##### Supplied material

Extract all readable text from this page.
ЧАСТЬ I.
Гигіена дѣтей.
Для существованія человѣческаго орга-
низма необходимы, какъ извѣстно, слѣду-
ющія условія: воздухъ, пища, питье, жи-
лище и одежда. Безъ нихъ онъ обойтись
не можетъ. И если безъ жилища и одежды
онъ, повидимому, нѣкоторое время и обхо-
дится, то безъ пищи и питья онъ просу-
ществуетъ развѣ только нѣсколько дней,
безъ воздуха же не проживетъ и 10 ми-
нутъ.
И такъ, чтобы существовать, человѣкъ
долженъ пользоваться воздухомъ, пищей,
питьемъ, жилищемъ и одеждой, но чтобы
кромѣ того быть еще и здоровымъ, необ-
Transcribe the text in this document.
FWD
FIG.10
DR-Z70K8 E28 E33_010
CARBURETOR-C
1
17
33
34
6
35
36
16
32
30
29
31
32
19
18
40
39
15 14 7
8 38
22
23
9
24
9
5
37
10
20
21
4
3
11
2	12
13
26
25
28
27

##########

Written problem: Please quote nothing but the lines from the line with "Transcribe the text in this document." through the end of the data above, exactly as written, ends included.

Exercise output:
Transcribe the text in this document.
FWD
FIG.10
DR-Z70K8 E28 E33_010
CARBURETOR-C
1
17
33
34
6
35
36
16
32
30
29
31
32
19
18
40
39
15 14 7
8 38
22
23
9
24
9
5
37
10
20
21
4
3
11
2	12
13
26
25
28
27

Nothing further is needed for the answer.